Task description -
Beginning with the line containing "Type out the text in this image." and ending with the last line of the records, set down every line exactly.

[Begin Exercise inputs]

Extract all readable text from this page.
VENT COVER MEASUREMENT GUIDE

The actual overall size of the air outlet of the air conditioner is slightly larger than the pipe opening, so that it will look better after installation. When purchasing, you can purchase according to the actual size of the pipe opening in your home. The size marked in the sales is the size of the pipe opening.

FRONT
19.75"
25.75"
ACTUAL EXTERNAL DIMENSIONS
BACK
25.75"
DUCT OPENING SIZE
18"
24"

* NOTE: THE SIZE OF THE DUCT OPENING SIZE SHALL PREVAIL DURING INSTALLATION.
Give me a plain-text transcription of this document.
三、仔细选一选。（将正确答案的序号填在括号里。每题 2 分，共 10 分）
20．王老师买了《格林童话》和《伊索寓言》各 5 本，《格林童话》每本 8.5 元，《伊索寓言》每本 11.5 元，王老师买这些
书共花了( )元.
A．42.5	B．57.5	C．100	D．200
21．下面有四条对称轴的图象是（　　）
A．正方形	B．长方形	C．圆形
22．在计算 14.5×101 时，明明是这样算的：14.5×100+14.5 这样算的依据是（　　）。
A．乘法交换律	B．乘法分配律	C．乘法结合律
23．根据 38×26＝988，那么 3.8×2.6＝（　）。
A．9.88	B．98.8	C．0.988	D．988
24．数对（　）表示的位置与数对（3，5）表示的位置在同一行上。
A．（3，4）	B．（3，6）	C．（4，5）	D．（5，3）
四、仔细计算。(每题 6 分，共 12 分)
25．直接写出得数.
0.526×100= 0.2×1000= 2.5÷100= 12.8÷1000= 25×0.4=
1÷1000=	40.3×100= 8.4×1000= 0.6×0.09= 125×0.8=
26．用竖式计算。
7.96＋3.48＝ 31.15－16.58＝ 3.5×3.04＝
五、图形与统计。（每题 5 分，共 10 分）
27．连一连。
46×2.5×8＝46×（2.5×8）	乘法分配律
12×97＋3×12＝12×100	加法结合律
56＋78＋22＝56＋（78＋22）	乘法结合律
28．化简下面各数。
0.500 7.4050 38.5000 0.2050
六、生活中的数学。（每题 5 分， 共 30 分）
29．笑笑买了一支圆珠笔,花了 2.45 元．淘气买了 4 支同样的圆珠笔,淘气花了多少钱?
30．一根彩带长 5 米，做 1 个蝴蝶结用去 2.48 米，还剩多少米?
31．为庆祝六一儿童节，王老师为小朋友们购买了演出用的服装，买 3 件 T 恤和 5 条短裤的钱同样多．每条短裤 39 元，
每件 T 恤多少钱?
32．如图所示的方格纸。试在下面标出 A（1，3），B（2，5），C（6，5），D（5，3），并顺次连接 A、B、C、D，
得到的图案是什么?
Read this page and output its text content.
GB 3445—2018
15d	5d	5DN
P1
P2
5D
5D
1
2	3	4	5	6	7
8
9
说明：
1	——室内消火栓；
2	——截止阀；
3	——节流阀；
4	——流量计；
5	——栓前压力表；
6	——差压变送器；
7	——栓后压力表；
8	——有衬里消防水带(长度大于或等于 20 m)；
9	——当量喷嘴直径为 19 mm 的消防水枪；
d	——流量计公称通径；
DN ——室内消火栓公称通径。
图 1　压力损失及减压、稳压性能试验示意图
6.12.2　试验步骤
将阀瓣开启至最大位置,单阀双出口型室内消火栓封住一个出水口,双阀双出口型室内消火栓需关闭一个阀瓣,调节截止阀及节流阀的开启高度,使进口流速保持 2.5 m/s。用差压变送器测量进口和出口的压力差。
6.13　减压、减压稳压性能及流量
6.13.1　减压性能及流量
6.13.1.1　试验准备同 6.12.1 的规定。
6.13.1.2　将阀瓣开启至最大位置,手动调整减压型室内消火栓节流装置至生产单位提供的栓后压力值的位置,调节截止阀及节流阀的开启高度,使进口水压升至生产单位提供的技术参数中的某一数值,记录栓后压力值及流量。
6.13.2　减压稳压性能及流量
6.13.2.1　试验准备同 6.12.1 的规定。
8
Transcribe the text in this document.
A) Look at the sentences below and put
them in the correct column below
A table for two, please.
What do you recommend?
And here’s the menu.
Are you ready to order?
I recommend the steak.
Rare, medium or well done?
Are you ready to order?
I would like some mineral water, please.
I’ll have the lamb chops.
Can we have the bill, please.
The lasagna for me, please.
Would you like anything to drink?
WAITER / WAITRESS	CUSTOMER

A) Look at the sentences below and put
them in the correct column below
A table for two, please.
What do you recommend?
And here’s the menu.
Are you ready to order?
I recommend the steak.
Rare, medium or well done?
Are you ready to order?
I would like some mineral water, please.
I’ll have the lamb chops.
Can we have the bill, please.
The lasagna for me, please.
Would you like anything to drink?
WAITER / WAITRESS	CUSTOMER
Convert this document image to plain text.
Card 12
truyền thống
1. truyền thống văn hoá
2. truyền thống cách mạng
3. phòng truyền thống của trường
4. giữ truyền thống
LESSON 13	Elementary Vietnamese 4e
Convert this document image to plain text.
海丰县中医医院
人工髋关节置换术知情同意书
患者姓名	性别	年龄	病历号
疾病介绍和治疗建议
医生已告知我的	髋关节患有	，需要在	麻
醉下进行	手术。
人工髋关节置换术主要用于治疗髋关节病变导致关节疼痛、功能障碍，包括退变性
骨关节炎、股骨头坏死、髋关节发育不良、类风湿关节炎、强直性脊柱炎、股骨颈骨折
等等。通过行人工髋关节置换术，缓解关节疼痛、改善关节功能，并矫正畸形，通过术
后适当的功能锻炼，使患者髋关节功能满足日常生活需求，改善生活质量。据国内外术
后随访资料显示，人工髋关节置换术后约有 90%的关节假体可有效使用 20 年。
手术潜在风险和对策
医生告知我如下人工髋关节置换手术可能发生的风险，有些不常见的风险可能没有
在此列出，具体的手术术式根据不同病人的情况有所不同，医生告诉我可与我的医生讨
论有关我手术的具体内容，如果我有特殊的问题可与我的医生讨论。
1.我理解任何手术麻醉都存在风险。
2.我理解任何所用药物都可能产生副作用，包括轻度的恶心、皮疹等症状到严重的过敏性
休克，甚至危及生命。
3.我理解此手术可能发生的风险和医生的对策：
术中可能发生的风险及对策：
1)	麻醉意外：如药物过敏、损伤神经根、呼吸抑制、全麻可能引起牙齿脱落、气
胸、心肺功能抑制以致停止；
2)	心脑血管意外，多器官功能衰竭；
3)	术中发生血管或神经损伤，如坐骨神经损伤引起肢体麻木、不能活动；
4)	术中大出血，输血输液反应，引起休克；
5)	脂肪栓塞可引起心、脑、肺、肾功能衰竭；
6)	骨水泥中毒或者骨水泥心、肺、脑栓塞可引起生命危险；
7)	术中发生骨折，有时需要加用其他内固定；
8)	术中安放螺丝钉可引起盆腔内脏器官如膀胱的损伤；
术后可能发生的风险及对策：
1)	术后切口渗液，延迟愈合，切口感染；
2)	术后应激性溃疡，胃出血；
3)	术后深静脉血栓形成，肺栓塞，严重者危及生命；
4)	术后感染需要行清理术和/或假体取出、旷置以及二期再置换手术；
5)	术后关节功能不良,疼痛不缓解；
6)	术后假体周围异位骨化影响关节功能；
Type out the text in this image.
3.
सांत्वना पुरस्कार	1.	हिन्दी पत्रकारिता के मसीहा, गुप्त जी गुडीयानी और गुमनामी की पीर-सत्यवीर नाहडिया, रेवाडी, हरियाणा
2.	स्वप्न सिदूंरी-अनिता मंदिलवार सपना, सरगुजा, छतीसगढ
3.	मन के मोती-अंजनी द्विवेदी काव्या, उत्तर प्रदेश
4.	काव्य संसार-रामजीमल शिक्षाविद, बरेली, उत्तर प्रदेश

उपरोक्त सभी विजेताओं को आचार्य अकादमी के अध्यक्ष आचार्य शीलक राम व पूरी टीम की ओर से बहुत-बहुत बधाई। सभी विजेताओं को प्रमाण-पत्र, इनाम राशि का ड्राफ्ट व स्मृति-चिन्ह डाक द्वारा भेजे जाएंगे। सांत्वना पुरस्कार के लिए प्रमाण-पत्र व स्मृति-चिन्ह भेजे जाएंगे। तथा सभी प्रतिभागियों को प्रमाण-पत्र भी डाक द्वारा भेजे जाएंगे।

[End Exercise inputs]

Written answer -
Type out the text in this image.
3.
सांत्वना पुरस्कार	1.	हिन्दी पत्रकारिता के मसीहा, गुप्त जी गुडीयानी और गुमनामी की पीर-सत्यवीर नाहडिया, रेवाडी, हरियाणा
2.	स्वप्न सिदूंरी-अनिता मंदिलवार सपना, सरगुजा, छतीसगढ
3.	मन के मोती-अंजनी द्विवेदी काव्या, उत्तर प्रदेश
4.	काव्य संसार-रामजीमल शिक्षाविद, बरेली, उत्तर प्रदेश

उपरोक्त सभी विजेताओं को आचार्य अकादमी के अध्यक्ष आचार्य शीलक राम व पूरी टीम की ओर से बहुत-बहुत बधाई। सभी विजेताओं को प्रमाण-पत्र, इनाम राशि का ड्राफ्ट व स्मृति-चिन्ह डाक द्वारा भेजे जाएंगे। सांत्वना पुरस्कार के लिए प्रमाण-पत्र व स्मृति-चिन्ह भेजे जाएंगे। तथा सभी प्रतिभागियों को प्रमाण-पत्र भी डाक द्वारा भेजे जाएंगे।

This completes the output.